What to produce: Exactly reproduce the lines from the line bearing "Enumerate this screenshot's" through the end of the listing, inclusive of both; pictures are to be omitted.

━━━━━━━━━━

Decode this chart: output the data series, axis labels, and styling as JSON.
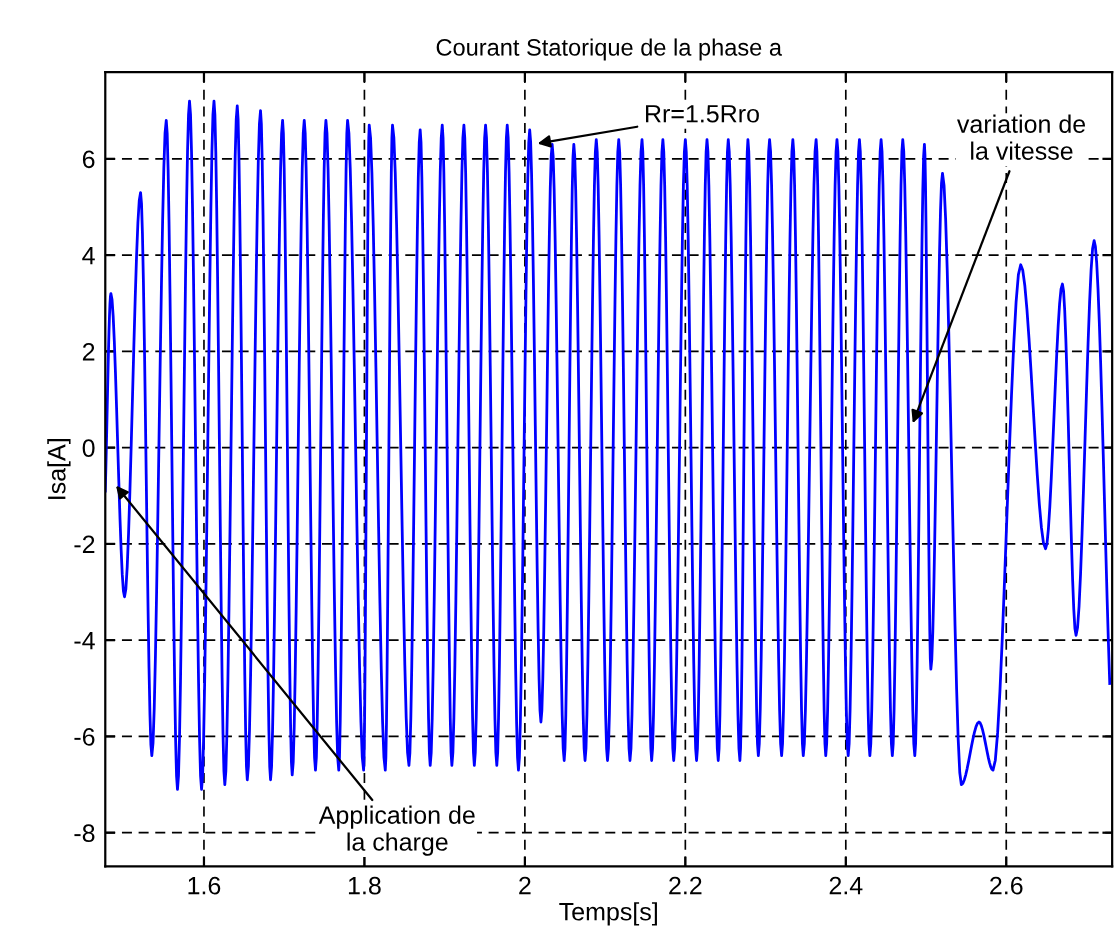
{
  "chart_data": {
    "type": "line",
    "title": "Courant Statorique de la phase a",
    "xlabel": "Temps[s]",
    "ylabel": "Isa[A]",
    "x": [
      1.477,
      1.484,
      1.501,
      1.521,
      1.535,
      1.553,
      1.567,
      1.582,
      1.597,
      1.6125,
      1.626,
      1.6415,
      1.654,
      1.6705,
      1.683,
      1.698,
      1.71,
      1.725,
      1.739,
      1.752,
      1.768,
      1.779,
      1.799,
      1.806,
      1.826,
      1.835,
      1.8555,
      1.8695,
      1.882,
      1.897,
      1.909,
      1.924,
      1.937,
      1.951,
      1.965,
      1.978,
      1.992,
      2.006,
      2.02,
      2.034,
      2.049,
      2.061,
      2.075,
      2.089,
      2.103,
      2.117,
      2.131,
      2.146,
      2.158,
      2.172,
      2.1855,
      2.2,
      2.214,
      2.227,
      2.241,
      2.2535,
      2.268,
      2.278,
      2.291,
      2.305,
      2.32,
      2.334,
      2.347,
      2.363,
      2.375,
      2.389,
      2.403,
      2.417,
      2.43,
      2.444,
      2.458,
      2.471,
      2.486,
      2.498,
      2.506,
      2.5205,
      2.544,
      2.566,
      2.5835,
      2.618,
      2.649,
      2.67,
      2.687,
      2.7095,
      2.729
    ],
    "series": [
      {
        "color": "#0000ff",
        "values": [
          -0.9,
          3.2,
          -3.1,
          5.3,
          -6.4,
          6.8,
          -7.1,
          7.2,
          -7.1,
          7.2,
          -7.0,
          7.1,
          -6.9,
          7.0,
          -6.9,
          6.8,
          -6.8,
          6.8,
          -6.7,
          6.8,
          -6.7,
          6.8,
          -6.7,
          6.7,
          -6.7,
          6.7,
          -6.6,
          6.6,
          -6.6,
          6.7,
          -6.6,
          6.7,
          -6.6,
          6.7,
          -6.6,
          6.7,
          -6.7,
          6.6,
          -5.7,
          6.3,
          -6.5,
          6.3,
          -6.5,
          6.4,
          -6.5,
          6.4,
          -6.5,
          6.4,
          -6.5,
          6.4,
          -6.5,
          6.4,
          -6.5,
          6.4,
          -6.5,
          6.4,
          -6.5,
          6.4,
          -6.4,
          6.4,
          -6.4,
          6.4,
          -6.4,
          6.4,
          -6.4,
          6.4,
          -6.4,
          6.4,
          -6.4,
          6.4,
          -6.4,
          6.4,
          -6.4,
          6.3,
          -4.6,
          5.7,
          -7.0,
          -5.7,
          -6.7,
          3.8,
          -2.1,
          3.4,
          -3.9,
          4.3,
          -4.9
        ]
      }
    ],
    "xlim": [
      1.477,
      2.732
    ],
    "ylim": [
      -8.7,
      7.8
    ],
    "xticks": [
      1.6,
      1.8,
      2,
      2.2,
      2.4,
      2.6
    ],
    "yticks": [
      -8,
      -6,
      -4,
      -2,
      0,
      2,
      4,
      6
    ],
    "grid": true,
    "line_style": "solid",
    "marker": "none",
    "legend": false,
    "annotations": [
      {
        "text": "Application de\nla charge",
        "x": 1.486,
        "y": -0.7
      },
      {
        "text": "Rr=1.5Rro",
        "x": 2.009,
        "y": 6.3
      },
      {
        "text": "variation de\nla vitesse",
        "x": 2.481,
        "y": 0.4
      }
    ]
  }
}
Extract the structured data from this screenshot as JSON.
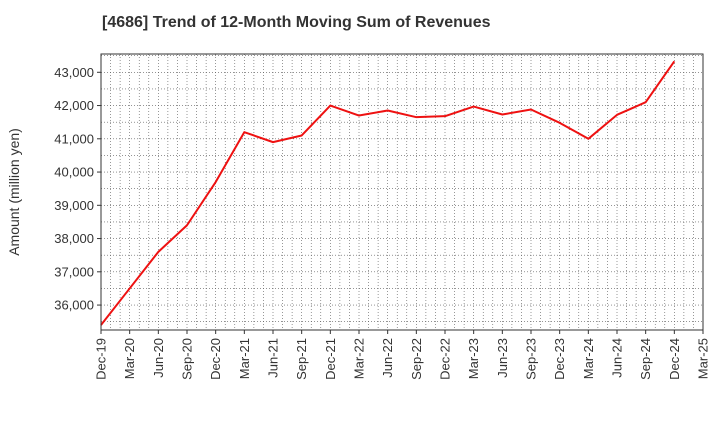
{
  "chart_data": {
    "type": "line",
    "title": "[4686]  Trend of 12-Month Moving Sum of Revenues",
    "ylabel": "Amount (million yen)",
    "xlabel": "",
    "x_tick_labels": [
      "Dec-19",
      "Mar-20",
      "Jun-20",
      "Sep-20",
      "Dec-20",
      "Mar-21",
      "Jun-21",
      "Sep-21",
      "Dec-21",
      "Mar-22",
      "Jun-22",
      "Sep-22",
      "Dec-22",
      "Mar-23",
      "Jun-23",
      "Sep-23",
      "Dec-23",
      "Mar-24",
      "Jun-24",
      "Sep-24",
      "Dec-24",
      "Mar-25"
    ],
    "y_ticks": [
      36000,
      37000,
      38000,
      39000,
      40000,
      41000,
      42000,
      43000
    ],
    "y_tick_labels": [
      "36,000",
      "37,000",
      "38,000",
      "39,000",
      "40,000",
      "41,000",
      "42,000",
      "43,000"
    ],
    "ylim": [
      35250,
      43550
    ],
    "grid": true,
    "line_color": "#ee1111",
    "series": [
      {
        "x": [
          "Dec-19",
          "Mar-20",
          "Jun-20",
          "Sep-20",
          "Dec-20",
          "Mar-21",
          "Jun-21",
          "Sep-21",
          "Dec-21",
          "Mar-22",
          "Jun-22",
          "Sep-22",
          "Dec-22",
          "Mar-23",
          "Jun-23",
          "Sep-23",
          "Dec-23",
          "Mar-24",
          "Jun-24",
          "Sep-24",
          "Dec-24"
        ],
        "values": [
          35400,
          36500,
          37600,
          38400,
          39700,
          41200,
          40900,
          41100,
          42000,
          41700,
          41850,
          41650,
          41680,
          41970,
          41730,
          41880,
          41480,
          41000,
          41720,
          42100,
          43330
        ]
      }
    ]
  }
}
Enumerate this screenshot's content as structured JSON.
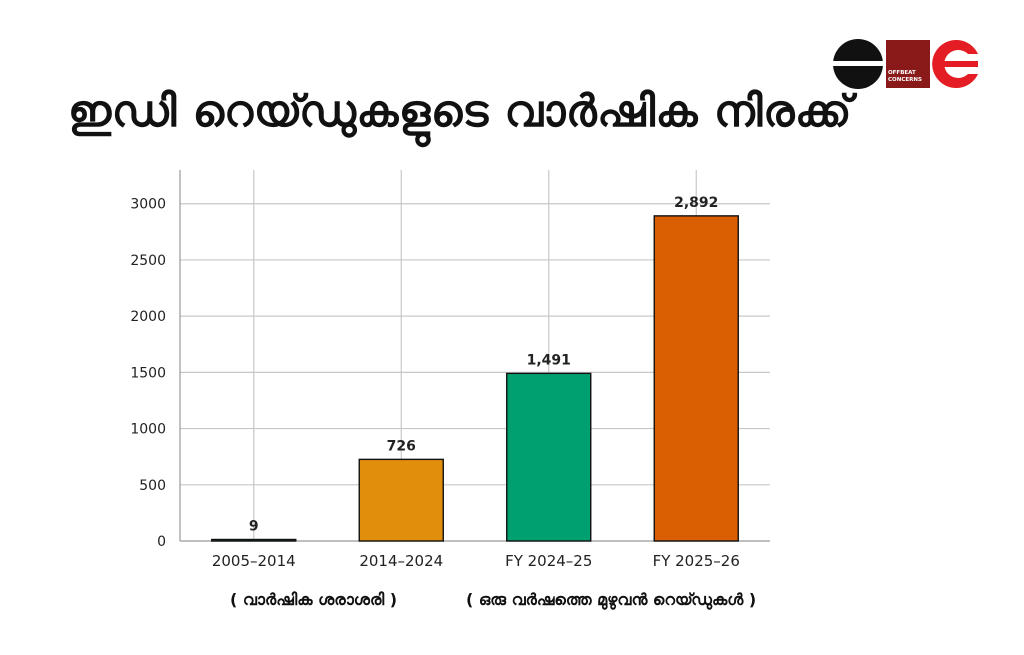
{
  "title": "ഇഡി റെയ്ഡുകളുടെ വാർഷിക നിരക്ക്",
  "logo": {
    "small_text_line1": "OFFBEAT",
    "small_text_line2": "CONCERNS"
  },
  "notes": {
    "left": "( വാർഷിക ശരാശരി )",
    "right": "( ഒരു വർഷത്തെ മുഴുവൻ റെയ്ഡുകൾ )"
  },
  "chart_data": {
    "type": "bar",
    "categories": [
      "2005–2014",
      "2014–2024",
      "FY 2024–25",
      "FY 2025–26"
    ],
    "values": [
      9,
      726,
      1491,
      2892
    ],
    "data_labels": [
      "9",
      "726",
      "1,491",
      "2,892"
    ],
    "colors": [
      "#0d6e6e",
      "#e08e0b",
      "#00a070",
      "#d95f02"
    ],
    "ylim": [
      0,
      3300
    ],
    "yticks": [
      0,
      500,
      1000,
      1500,
      2000,
      2500,
      3000
    ],
    "grid": true,
    "title": "",
    "xlabel": "",
    "ylabel": ""
  }
}
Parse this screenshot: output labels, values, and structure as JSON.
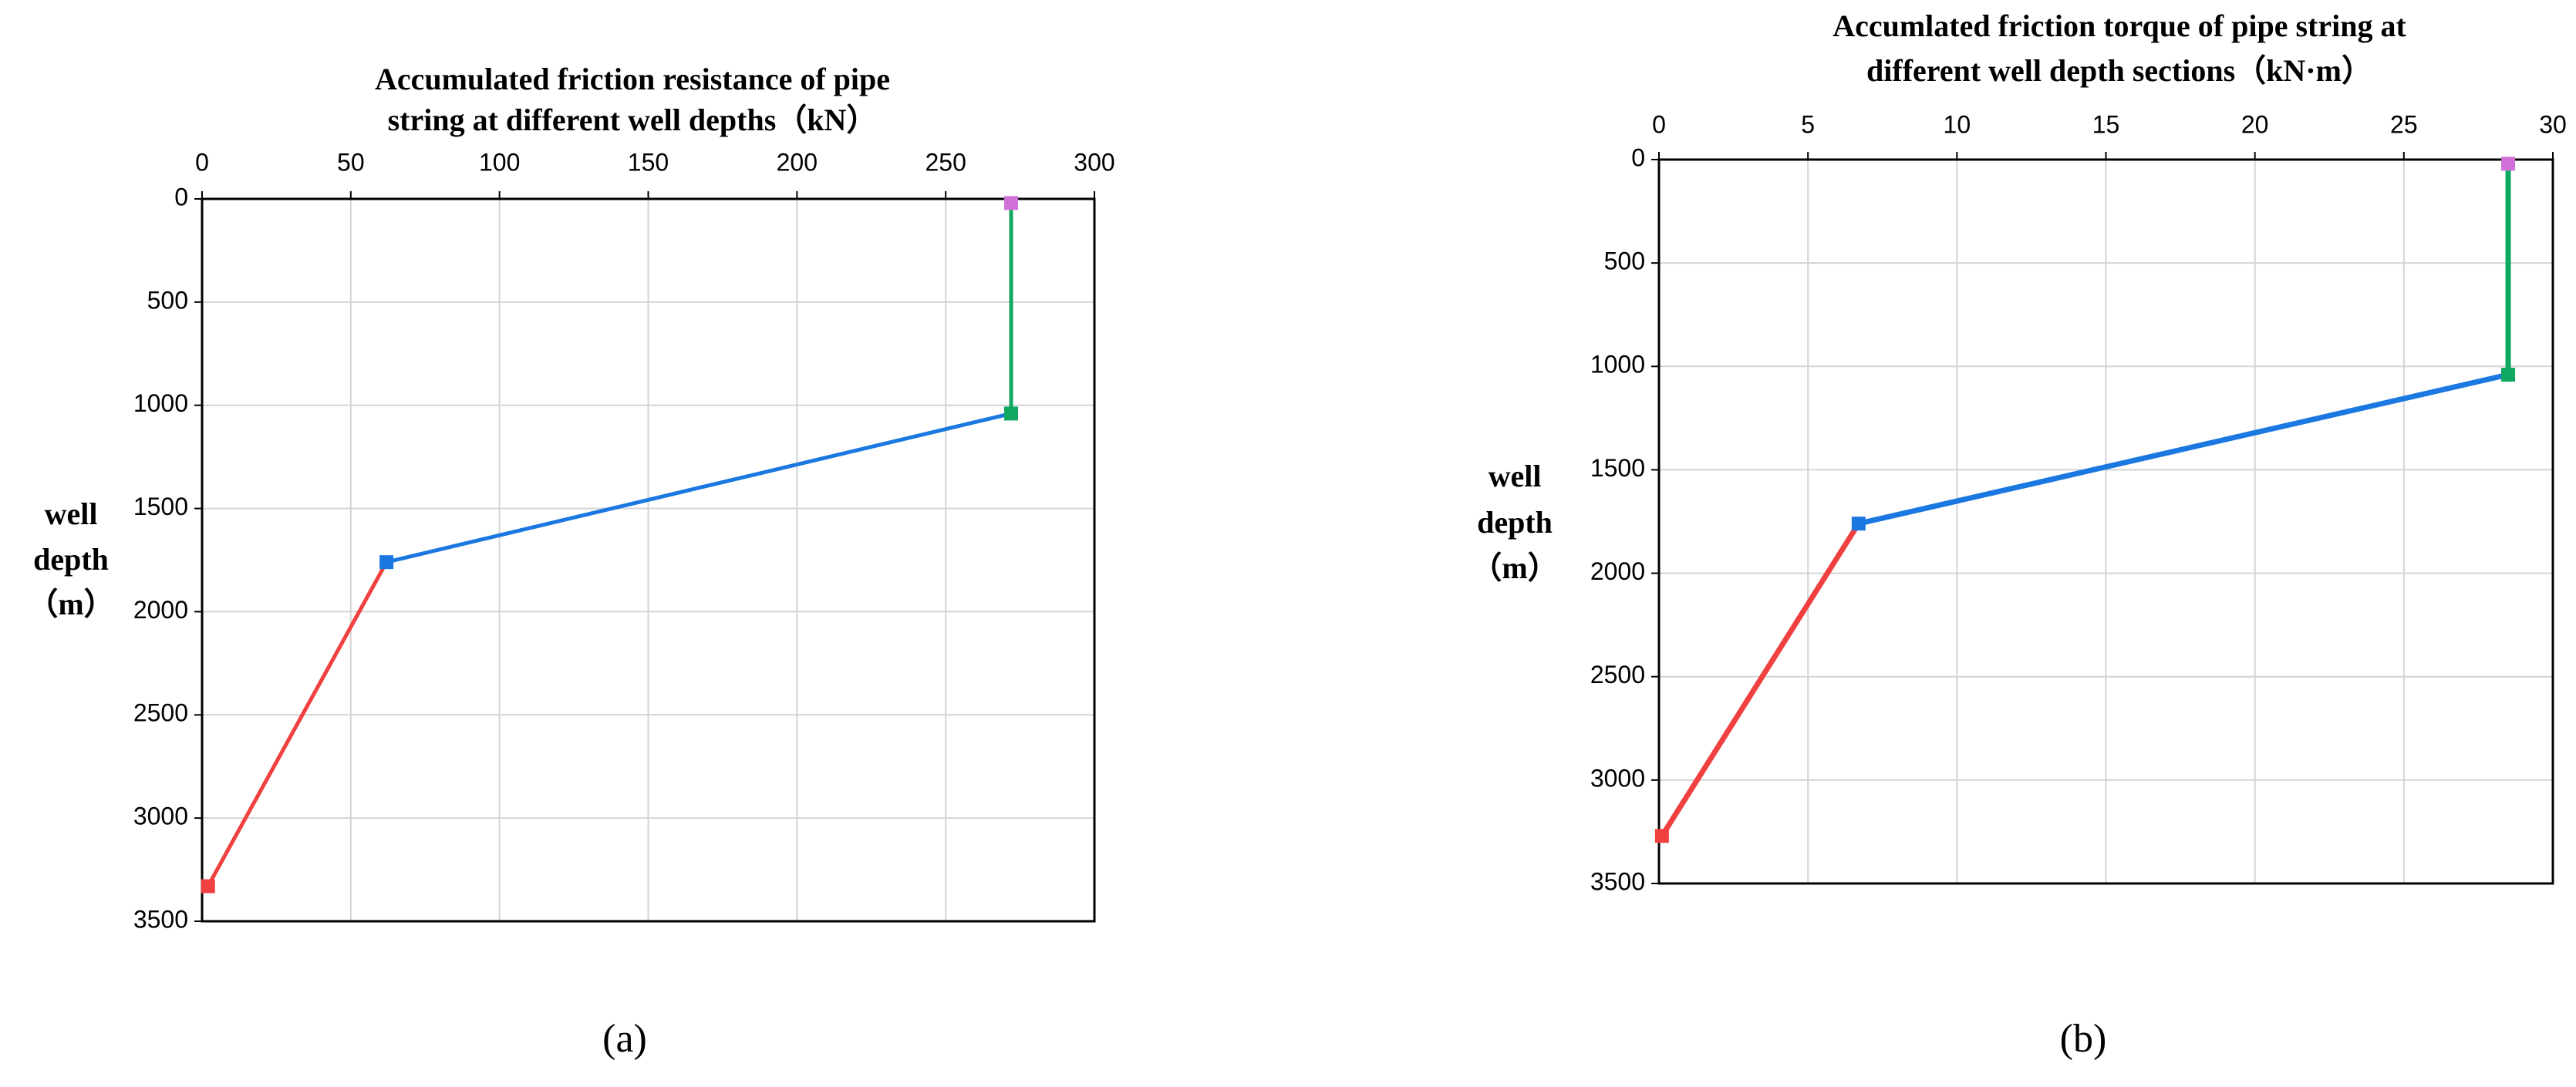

━━━━━━━━━━

Exercise answer:
Enumerate this screenshot's content as structured JSON.
{
  "title": "ഇഡി റെയ്ഡുകളുടെ വാർഷിക നിരക്ക്",
  "logo": {
    "small_text_line1": "OFFBEAT",
    "small_text_line2": "CONCERNS"
  },
  "notes": {
    "left": "( വാർഷിക ശരാശരി )",
    "right": "( ഒരു വർഷത്തെ മുഴുവൻ റെയ്ഡുകൾ )"
  },
  "chart_data": {
    "type": "bar",
    "categories": [
      "2005–2014",
      "2014–2024",
      "FY 2024–25",
      "FY 2025–26"
    ],
    "values": [
      9,
      726,
      1491,
      2892
    ],
    "data_labels": [
      "9",
      "726",
      "1,491",
      "2,892"
    ],
    "colors": [
      "#0d6e6e",
      "#e08e0b",
      "#00a070",
      "#d95f02"
    ],
    "ylim": [
      0,
      3300
    ],
    "yticks": [
      0,
      500,
      1000,
      1500,
      2000,
      2500,
      3000
    ],
    "grid": true,
    "title": "",
    "xlabel": "",
    "ylabel": ""
  }
}
Parse this screenshot: output labels, values, and structure as JSON.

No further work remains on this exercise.